§ **Problem details**
Repeat each entry as written, dropping any picture you find.

* Start *

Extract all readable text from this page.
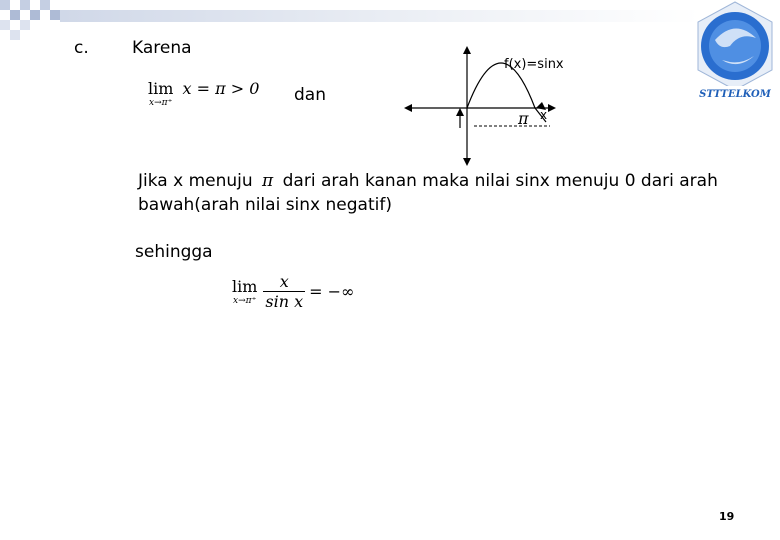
STTTELKOM
c.	Karena
lim
x→π⁺
x = π > 0 dan
f(x)=sinx
π x
Jika x menuju π dari arah kanan maka nilai sinx menuju 0 dari arah
bawah(arah nilai sinx negatif)
sehingga
lim
$x\to\pi^+ \frac{x}{\text{sin x}}$ = −∞
19
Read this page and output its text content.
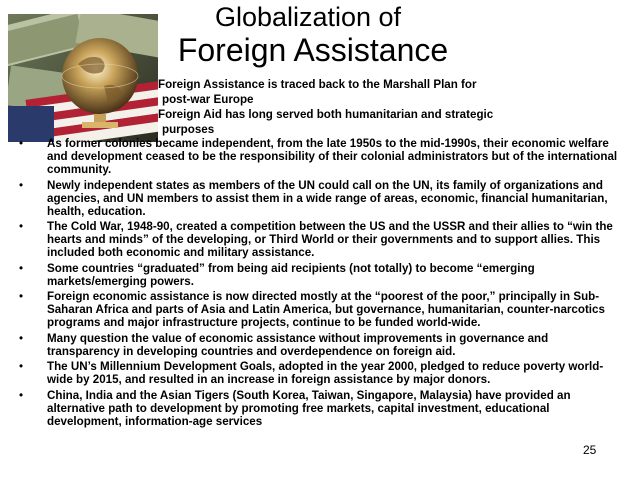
Globalization of
Foreign Assistance
Foreign Assistance is traced back to the Marshall Plan for
post-war Europe
Foreign Aid has long served both humanitarian and strategic
purposes
• As former colonies became independent, from the late 1950s to the mid-1990s, their economic welfare and development ceased to be the responsibility of their colonial administrators but of the international community.
• Newly independent states as members of the UN could call on the UN, its family of organizations and agencies, and UN members to assist them in a wide range of areas, economic, financial humanitarian, health, education.
• The Cold War, 1948-90, created a competition between the US and the USSR and their allies to “win the hearts and minds” of the developing, or Third World or their governments and to support allies. This included both economic and military assistance.
• Some countries “graduated” from being aid recipients (not totally) to become “emerging markets/emerging powers.
• Foreign economic assistance is now directed mostly at the “poorest of the poor,” principally in Sub-Saharan Africa and parts of Asia and Latin America, but governance, humanitarian, counter-narcotics programs and major infrastructure projects, continue to be funded world-wide.
• Many question the value of economic assistance without improvements in governance and transparency in developing countries and overdependence on foreign aid.
• The UN’s Millennium Development Goals, adopted in the year 2000, pledged to reduce poverty world-wide by 2015, and resulted in an increase in foreign assistance by major donors.
• China, India and the Asian Tigers (South Korea, Taiwan, Singapore, Malaysia) have provided an alternative path to development by promoting free markets, capital investment, educational development, information-age services
25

* End *

§ **Answer to this task**
Extract all readable text from this page.
STTTELKOM
c.	Karena
lim
x→π⁺
x = π > 0 dan
f(x)=sinx
π x
Jika x menuju π dari arah kanan maka nilai sinx menuju 0 dari arah
bawah(arah nilai sinx negatif)
sehingga
lim
$x\to\pi^+ \frac{x}{\text{sin x}}$ = −∞
19
Read this page and output its text content.
Globalization of
Foreign Assistance
Foreign Assistance is traced back to the Marshall Plan for
post-war Europe
Foreign Aid has long served both humanitarian and strategic
purposes
• As former colonies became independent, from the late 1950s to the mid-1990s, their economic welfare and development ceased to be the responsibility of their colonial administrators but of the international community.
• Newly independent states as members of the UN could call on the UN, its family of organizations and agencies, and UN members to assist them in a wide range of areas, economic, financial humanitarian, health, education.
• The Cold War, 1948-90, created a competition between the US and the USSR and their allies to “win the hearts and minds” of the developing, or Third World or their governments and to support allies. This included both economic and military assistance.
• Some countries “graduated” from being aid recipients (not totally) to become “emerging markets/emerging powers.
• Foreign economic assistance is now directed mostly at the “poorest of the poor,” principally in Sub-Saharan Africa and parts of Asia and Latin America, but governance, humanitarian, counter-narcotics programs and major infrastructure projects, continue to be funded world-wide.
• Many question the value of economic assistance without improvements in governance and transparency in developing countries and overdependence on foreign aid.
• The UN’s Millennium Development Goals, adopted in the year 2000, pledged to reduce poverty world-wide by 2015, and resulted in an increase in foreign assistance by major donors.
• China, India and the Asian Tigers (South Korea, Taiwan, Singapore, Malaysia) have provided an alternative path to development by promoting free markets, capital investment, educational development, information-age services
25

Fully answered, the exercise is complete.